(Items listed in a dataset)
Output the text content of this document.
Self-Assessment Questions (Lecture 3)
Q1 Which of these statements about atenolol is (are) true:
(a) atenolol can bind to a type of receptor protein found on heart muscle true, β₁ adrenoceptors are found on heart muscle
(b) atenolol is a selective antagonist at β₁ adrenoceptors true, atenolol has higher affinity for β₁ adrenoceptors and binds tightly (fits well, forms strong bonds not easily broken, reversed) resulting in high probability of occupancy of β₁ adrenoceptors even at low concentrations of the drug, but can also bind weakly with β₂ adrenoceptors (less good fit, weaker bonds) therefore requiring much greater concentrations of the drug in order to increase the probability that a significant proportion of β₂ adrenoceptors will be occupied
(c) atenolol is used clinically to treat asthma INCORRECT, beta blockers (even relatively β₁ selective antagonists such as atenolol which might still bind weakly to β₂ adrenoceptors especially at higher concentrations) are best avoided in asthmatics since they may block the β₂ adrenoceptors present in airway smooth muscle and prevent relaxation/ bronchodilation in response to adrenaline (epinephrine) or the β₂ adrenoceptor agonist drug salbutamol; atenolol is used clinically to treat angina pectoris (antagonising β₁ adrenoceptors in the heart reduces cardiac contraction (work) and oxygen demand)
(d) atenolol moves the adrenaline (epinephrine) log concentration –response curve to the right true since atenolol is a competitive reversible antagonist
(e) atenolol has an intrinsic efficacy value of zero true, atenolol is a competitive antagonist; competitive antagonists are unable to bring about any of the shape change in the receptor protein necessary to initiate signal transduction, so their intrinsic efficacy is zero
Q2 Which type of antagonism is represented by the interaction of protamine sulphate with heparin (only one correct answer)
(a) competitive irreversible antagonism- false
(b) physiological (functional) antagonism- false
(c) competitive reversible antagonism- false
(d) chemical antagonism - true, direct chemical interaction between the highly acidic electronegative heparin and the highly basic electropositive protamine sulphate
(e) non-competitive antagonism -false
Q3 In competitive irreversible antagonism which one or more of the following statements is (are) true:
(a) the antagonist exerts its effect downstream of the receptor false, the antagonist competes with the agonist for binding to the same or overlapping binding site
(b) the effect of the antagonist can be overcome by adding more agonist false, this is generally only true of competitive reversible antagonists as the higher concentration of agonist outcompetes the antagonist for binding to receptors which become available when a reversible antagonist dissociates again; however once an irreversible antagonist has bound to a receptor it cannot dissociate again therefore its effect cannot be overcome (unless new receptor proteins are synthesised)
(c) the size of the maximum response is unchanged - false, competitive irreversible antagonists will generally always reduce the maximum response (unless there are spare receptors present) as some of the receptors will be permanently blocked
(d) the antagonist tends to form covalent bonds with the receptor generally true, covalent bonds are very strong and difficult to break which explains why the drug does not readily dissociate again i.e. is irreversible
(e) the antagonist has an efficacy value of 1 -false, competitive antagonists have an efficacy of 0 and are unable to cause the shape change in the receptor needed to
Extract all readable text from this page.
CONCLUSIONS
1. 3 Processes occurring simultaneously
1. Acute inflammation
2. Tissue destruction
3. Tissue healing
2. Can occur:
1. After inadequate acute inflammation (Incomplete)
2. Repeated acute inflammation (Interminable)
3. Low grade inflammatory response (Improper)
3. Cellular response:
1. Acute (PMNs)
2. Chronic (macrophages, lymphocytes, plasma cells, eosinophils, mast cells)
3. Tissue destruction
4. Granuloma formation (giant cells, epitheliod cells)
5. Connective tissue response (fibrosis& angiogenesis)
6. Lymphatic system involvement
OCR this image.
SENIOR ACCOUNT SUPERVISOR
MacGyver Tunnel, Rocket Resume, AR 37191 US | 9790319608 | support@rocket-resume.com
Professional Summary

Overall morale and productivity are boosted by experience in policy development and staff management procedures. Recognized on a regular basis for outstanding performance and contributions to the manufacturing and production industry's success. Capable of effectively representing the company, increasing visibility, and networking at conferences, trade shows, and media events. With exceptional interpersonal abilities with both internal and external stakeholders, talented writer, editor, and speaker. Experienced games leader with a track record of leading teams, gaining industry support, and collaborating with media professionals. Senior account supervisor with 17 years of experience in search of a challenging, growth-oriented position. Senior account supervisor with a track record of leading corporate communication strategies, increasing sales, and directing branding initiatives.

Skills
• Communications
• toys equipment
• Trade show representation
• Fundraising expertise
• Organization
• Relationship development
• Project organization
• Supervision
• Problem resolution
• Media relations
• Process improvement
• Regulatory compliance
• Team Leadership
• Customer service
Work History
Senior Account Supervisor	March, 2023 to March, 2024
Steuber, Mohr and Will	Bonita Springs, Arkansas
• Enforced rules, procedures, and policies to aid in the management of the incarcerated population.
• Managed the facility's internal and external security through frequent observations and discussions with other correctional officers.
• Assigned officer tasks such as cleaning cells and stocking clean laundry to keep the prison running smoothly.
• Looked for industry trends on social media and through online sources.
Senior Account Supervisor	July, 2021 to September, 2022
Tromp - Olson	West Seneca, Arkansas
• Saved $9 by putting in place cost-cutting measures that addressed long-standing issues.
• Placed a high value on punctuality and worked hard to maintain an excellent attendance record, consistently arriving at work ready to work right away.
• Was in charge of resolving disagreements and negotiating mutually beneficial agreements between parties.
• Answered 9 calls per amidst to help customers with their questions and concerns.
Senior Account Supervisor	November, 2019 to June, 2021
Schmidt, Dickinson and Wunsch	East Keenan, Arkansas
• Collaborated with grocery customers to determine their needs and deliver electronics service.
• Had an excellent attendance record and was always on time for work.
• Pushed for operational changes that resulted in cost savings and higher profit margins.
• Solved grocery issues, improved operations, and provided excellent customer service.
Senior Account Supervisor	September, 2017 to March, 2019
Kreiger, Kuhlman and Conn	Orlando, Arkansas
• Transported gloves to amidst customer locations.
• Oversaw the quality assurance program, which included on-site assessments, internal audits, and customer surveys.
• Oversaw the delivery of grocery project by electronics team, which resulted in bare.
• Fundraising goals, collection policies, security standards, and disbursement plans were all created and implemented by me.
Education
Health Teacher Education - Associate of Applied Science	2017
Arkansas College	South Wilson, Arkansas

**Goal of the exercise**: Every line in the records that holds the word "Arkansas" should be copied into the answer.

**Answer to the problem**:
Steuber, Mohr and Will	Bonita Springs, Arkansas
Tromp - Olson	West Seneca, Arkansas
Schmidt, Dickinson and Wunsch	East Keenan, Arkansas
Kreiger, Kuhlman and Conn	Orlando, Arkansas
Arkansas College	South Wilson, Arkansas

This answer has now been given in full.